Figure record extracts:

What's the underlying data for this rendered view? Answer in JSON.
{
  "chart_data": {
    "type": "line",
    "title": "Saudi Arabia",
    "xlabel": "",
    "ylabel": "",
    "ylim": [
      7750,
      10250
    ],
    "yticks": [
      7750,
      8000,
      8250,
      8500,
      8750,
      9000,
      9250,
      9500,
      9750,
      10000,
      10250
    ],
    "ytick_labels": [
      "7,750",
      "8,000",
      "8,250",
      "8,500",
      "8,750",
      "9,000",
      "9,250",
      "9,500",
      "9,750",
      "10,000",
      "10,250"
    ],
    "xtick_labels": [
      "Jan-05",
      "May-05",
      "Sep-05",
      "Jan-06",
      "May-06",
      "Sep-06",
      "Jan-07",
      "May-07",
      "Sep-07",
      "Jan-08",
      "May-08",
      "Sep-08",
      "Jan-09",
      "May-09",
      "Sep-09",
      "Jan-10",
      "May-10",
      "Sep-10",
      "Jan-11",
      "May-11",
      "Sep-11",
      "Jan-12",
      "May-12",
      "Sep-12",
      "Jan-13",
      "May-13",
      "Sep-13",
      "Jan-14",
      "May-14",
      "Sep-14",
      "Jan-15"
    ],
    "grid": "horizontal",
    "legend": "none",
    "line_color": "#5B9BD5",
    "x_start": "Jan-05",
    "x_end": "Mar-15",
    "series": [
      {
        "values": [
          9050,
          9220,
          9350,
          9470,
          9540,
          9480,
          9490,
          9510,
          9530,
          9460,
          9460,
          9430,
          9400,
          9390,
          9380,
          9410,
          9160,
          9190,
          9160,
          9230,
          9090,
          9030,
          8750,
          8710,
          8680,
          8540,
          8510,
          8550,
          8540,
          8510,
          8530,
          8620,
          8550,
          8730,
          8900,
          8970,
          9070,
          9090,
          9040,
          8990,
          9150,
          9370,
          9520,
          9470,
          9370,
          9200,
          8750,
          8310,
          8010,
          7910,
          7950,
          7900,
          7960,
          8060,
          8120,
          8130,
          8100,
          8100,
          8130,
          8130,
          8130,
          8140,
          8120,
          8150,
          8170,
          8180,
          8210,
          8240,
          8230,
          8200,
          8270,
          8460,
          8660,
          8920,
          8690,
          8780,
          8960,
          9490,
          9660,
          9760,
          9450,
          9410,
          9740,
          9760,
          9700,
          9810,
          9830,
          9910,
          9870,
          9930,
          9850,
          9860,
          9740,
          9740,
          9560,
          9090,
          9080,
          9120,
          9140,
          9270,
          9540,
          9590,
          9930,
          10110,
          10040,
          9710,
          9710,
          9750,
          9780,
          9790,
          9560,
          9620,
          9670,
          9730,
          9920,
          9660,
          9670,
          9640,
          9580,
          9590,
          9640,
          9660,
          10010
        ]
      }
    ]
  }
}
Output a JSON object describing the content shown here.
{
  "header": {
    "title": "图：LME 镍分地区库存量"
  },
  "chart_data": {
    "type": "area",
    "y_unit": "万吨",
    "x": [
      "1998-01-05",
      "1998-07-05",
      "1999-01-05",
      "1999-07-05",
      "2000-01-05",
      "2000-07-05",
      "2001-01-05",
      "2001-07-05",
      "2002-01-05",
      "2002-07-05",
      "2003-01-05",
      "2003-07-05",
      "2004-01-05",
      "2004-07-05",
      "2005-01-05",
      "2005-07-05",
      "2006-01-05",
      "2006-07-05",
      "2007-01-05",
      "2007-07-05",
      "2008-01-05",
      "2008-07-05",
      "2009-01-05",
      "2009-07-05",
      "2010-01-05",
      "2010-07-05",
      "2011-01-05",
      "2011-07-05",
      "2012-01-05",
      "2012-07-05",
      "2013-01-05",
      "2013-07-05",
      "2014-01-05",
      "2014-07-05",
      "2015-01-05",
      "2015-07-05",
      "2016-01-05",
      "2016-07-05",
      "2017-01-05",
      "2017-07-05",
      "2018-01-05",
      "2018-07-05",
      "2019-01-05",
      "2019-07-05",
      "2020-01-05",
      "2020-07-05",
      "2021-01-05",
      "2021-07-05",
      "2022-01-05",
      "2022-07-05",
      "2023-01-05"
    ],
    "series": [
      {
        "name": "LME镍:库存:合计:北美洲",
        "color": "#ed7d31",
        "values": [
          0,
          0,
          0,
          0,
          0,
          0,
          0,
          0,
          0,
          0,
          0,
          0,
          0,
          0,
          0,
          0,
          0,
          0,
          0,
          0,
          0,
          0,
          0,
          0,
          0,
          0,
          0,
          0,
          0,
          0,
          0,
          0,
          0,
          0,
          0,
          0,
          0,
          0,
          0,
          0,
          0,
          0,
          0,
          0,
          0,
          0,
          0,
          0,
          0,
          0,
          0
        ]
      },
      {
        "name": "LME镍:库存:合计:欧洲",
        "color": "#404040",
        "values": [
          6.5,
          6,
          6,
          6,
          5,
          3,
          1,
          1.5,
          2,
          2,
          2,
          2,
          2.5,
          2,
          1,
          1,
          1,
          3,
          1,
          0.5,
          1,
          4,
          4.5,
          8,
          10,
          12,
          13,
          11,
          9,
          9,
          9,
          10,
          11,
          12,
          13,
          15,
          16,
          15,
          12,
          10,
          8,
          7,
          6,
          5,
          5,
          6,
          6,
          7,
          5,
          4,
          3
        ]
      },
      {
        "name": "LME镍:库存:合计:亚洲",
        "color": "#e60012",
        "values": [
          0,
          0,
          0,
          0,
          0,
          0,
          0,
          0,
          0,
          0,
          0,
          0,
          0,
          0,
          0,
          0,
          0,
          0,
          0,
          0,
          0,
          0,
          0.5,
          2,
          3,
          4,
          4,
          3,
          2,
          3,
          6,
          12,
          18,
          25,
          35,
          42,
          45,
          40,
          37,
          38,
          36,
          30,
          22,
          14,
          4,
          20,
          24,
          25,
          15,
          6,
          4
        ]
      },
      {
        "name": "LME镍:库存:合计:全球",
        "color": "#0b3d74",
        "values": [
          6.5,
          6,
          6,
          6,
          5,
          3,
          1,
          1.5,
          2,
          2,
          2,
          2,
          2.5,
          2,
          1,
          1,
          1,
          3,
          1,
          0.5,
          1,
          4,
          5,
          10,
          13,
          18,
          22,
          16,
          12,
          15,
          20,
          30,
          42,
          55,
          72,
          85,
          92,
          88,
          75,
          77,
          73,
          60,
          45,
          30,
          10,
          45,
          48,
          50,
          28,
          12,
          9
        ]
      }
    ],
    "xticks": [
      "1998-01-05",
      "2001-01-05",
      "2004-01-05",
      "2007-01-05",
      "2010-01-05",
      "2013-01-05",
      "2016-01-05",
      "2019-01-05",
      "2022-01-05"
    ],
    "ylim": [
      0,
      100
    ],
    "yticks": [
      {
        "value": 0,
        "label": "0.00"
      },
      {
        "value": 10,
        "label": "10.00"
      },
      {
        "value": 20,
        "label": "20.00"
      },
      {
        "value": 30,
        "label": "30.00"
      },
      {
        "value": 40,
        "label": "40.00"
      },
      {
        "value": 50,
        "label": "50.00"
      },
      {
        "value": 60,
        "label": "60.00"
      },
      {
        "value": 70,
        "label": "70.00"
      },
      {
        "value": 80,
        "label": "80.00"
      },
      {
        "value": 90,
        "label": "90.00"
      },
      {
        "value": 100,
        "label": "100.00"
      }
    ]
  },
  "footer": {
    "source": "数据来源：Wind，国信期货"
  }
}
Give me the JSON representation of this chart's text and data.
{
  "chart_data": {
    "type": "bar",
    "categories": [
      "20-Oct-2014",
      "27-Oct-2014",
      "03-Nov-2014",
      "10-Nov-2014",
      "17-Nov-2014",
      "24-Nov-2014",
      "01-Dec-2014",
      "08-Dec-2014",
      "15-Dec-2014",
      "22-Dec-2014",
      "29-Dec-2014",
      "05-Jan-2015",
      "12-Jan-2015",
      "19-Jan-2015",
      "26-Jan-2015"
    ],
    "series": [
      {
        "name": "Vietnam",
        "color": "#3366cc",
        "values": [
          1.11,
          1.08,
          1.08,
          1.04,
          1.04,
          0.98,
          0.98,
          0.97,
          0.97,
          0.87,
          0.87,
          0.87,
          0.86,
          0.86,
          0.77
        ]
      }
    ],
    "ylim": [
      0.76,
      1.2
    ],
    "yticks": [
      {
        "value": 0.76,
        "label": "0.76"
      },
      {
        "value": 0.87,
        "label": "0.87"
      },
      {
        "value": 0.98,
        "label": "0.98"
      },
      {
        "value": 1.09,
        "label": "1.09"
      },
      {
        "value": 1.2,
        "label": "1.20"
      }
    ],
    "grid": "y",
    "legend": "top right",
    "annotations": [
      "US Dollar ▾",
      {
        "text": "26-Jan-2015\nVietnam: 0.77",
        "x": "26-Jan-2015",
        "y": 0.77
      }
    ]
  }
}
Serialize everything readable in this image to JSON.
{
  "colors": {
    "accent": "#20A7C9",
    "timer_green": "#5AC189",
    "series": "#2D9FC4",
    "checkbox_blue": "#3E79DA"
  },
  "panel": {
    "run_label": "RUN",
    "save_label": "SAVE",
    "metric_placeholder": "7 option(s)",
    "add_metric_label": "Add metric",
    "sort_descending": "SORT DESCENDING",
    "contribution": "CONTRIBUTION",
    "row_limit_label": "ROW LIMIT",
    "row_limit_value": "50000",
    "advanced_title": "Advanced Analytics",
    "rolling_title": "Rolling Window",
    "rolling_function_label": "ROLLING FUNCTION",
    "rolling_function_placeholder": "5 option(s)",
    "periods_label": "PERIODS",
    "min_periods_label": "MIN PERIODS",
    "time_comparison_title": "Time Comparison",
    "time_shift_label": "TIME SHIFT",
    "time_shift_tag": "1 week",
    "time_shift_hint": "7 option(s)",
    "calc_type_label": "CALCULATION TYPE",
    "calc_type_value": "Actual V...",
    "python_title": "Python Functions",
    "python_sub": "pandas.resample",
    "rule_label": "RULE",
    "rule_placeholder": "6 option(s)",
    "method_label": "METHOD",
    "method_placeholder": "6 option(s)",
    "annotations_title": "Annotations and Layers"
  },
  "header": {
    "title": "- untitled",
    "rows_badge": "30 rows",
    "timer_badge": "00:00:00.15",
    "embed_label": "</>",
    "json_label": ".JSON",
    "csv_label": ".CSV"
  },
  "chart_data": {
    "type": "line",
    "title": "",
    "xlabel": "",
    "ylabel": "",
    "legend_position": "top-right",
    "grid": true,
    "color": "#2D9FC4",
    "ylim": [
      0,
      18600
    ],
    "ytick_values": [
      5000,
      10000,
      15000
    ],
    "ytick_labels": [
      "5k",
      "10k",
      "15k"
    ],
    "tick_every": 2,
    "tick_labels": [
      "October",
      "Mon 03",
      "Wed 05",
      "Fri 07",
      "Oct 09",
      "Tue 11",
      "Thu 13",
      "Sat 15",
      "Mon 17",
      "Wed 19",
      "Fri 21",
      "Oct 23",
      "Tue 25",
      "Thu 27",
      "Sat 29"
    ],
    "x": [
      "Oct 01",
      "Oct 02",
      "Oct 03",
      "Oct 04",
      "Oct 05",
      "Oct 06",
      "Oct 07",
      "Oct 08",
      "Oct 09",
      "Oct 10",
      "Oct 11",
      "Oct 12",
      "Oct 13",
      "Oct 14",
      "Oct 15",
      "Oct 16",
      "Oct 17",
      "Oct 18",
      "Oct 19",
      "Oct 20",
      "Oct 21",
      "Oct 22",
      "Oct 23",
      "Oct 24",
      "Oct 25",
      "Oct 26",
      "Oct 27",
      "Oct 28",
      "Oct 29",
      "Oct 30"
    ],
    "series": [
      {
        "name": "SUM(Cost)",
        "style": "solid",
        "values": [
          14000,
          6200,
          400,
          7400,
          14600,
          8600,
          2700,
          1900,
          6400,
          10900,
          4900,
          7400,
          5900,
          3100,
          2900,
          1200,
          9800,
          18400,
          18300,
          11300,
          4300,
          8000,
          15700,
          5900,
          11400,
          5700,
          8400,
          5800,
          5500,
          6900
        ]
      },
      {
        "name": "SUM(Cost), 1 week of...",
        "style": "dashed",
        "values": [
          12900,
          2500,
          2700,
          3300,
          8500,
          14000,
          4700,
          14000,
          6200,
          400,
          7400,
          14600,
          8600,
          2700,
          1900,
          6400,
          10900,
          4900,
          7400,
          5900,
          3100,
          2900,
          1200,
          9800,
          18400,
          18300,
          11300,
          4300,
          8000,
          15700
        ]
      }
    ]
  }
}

- EXERCISE AIM -
From the listing above, find the number of lines with the word "LME镍" in them. Answer with the number only.

- FINISHED TASK -
4